(TASK REQUIREMENTS) Provide an exact copy of the data, excluding the images.

(GIVEN RECORDS)
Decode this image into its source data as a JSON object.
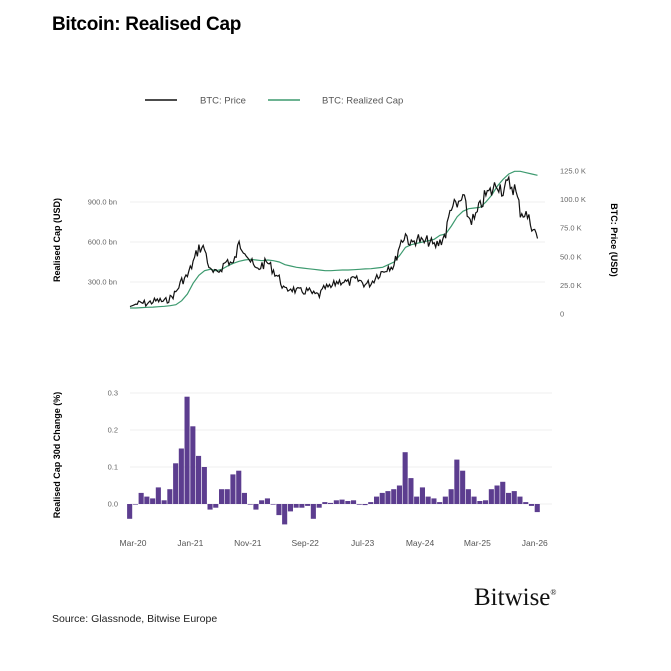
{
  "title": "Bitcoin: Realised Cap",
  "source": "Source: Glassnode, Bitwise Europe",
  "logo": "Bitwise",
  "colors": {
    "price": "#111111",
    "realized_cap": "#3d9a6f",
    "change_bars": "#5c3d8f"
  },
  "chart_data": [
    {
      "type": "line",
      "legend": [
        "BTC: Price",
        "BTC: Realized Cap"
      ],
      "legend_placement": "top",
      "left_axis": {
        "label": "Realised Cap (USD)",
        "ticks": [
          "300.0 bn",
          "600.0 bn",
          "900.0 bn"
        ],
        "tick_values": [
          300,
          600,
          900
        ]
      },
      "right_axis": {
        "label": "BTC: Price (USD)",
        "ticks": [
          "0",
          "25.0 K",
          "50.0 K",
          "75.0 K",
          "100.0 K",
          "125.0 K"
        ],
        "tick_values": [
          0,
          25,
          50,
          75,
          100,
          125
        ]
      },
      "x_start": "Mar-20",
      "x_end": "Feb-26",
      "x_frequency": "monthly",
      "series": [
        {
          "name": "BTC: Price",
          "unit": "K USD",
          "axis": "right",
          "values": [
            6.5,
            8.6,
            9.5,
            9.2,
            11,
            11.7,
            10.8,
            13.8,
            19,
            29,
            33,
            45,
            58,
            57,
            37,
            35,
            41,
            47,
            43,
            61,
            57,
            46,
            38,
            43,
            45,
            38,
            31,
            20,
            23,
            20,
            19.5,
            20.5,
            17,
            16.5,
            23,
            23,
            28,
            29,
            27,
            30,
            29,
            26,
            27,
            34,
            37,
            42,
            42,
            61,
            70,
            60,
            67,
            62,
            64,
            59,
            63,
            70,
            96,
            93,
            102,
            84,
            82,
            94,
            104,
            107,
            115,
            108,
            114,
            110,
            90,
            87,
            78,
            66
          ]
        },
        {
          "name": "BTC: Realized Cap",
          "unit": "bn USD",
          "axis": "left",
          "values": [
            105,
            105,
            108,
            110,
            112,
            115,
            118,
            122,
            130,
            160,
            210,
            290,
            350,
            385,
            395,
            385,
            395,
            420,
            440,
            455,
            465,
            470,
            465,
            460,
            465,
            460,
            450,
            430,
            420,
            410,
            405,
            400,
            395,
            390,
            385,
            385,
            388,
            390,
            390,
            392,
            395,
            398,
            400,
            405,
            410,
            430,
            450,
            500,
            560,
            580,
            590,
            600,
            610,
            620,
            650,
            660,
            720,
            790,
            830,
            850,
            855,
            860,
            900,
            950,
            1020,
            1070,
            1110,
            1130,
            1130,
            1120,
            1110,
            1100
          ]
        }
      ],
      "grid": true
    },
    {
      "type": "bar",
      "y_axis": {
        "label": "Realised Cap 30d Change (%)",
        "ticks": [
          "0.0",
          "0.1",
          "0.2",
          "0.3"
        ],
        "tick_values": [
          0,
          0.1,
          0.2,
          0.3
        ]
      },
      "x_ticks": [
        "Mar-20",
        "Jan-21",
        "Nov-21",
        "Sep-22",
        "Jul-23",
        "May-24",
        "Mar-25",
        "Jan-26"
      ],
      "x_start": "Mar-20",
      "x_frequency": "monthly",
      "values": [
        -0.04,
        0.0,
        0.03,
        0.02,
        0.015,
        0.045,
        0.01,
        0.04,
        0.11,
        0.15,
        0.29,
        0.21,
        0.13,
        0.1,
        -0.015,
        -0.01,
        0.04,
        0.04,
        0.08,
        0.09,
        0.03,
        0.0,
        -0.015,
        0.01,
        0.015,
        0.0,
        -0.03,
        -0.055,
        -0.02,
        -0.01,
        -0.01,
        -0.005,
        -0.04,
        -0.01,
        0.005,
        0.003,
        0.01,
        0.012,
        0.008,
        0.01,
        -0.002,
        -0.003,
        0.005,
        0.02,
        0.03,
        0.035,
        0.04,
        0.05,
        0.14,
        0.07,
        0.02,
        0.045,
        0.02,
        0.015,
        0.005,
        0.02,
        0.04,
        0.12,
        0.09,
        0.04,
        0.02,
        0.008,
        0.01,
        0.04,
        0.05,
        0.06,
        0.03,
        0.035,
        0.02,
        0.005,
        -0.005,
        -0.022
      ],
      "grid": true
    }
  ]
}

(FINAL RESULT)
Decode this image into its source data as a JSON object.
{
  "title": "Bitcoin: Realised Cap",
  "source": "Source: Glassnode, Bitwise Europe",
  "logo": "Bitwise",
  "colors": {
    "price": "#111111",
    "realized_cap": "#3d9a6f",
    "change_bars": "#5c3d8f"
  },
  "chart_data": [
    {
      "type": "line",
      "legend": [
        "BTC: Price",
        "BTC: Realized Cap"
      ],
      "legend_placement": "top",
      "left_axis": {
        "label": "Realised Cap (USD)",
        "ticks": [
          "300.0 bn",
          "600.0 bn",
          "900.0 bn"
        ],
        "tick_values": [
          300,
          600,
          900
        ]
      },
      "right_axis": {
        "label": "BTC: Price (USD)",
        "ticks": [
          "0",
          "25.0 K",
          "50.0 K",
          "75.0 K",
          "100.0 K",
          "125.0 K"
        ],
        "tick_values": [
          0,
          25,
          50,
          75,
          100,
          125
        ]
      },
      "x_start": "Mar-20",
      "x_end": "Feb-26",
      "x_frequency": "monthly",
      "series": [
        {
          "name": "BTC: Price",
          "unit": "K USD",
          "axis": "right",
          "values": [
            6.5,
            8.6,
            9.5,
            9.2,
            11,
            11.7,
            10.8,
            13.8,
            19,
            29,
            33,
            45,
            58,
            57,
            37,
            35,
            41,
            47,
            43,
            61,
            57,
            46,
            38,
            43,
            45,
            38,
            31,
            20,
            23,
            20,
            19.5,
            20.5,
            17,
            16.5,
            23,
            23,
            28,
            29,
            27,
            30,
            29,
            26,
            27,
            34,
            37,
            42,
            42,
            61,
            70,
            60,
            67,
            62,
            64,
            59,
            63,
            70,
            96,
            93,
            102,
            84,
            82,
            94,
            104,
            107,
            115,
            108,
            114,
            110,
            90,
            87,
            78,
            66
          ]
        },
        {
          "name": "BTC: Realized Cap",
          "unit": "bn USD",
          "axis": "left",
          "values": [
            105,
            105,
            108,
            110,
            112,
            115,
            118,
            122,
            130,
            160,
            210,
            290,
            350,
            385,
            395,
            385,
            395,
            420,
            440,
            455,
            465,
            470,
            465,
            460,
            465,
            460,
            450,
            430,
            420,
            410,
            405,
            400,
            395,
            390,
            385,
            385,
            388,
            390,
            390,
            392,
            395,
            398,
            400,
            405,
            410,
            430,
            450,
            500,
            560,
            580,
            590,
            600,
            610,
            620,
            650,
            660,
            720,
            790,
            830,
            850,
            855,
            860,
            900,
            950,
            1020,
            1070,
            1110,
            1130,
            1130,
            1120,
            1110,
            1100
          ]
        }
      ],
      "grid": true
    },
    {
      "type": "bar",
      "y_axis": {
        "label": "Realised Cap 30d Change (%)",
        "ticks": [
          "0.0",
          "0.1",
          "0.2",
          "0.3"
        ],
        "tick_values": [
          0,
          0.1,
          0.2,
          0.3
        ]
      },
      "x_ticks": [
        "Mar-20",
        "Jan-21",
        "Nov-21",
        "Sep-22",
        "Jul-23",
        "May-24",
        "Mar-25",
        "Jan-26"
      ],
      "x_start": "Mar-20",
      "x_frequency": "monthly",
      "values": [
        -0.04,
        0.0,
        0.03,
        0.02,
        0.015,
        0.045,
        0.01,
        0.04,
        0.11,
        0.15,
        0.29,
        0.21,
        0.13,
        0.1,
        -0.015,
        -0.01,
        0.04,
        0.04,
        0.08,
        0.09,
        0.03,
        0.0,
        -0.015,
        0.01,
        0.015,
        0.0,
        -0.03,
        -0.055,
        -0.02,
        -0.01,
        -0.01,
        -0.005,
        -0.04,
        -0.01,
        0.005,
        0.003,
        0.01,
        0.012,
        0.008,
        0.01,
        -0.002,
        -0.003,
        0.005,
        0.02,
        0.03,
        0.035,
        0.04,
        0.05,
        0.14,
        0.07,
        0.02,
        0.045,
        0.02,
        0.015,
        0.005,
        0.02,
        0.04,
        0.12,
        0.09,
        0.04,
        0.02,
        0.008,
        0.01,
        0.04,
        0.05,
        0.06,
        0.03,
        0.035,
        0.02,
        0.005,
        -0.005,
        -0.022
      ],
      "grid": true
    }
  ]
}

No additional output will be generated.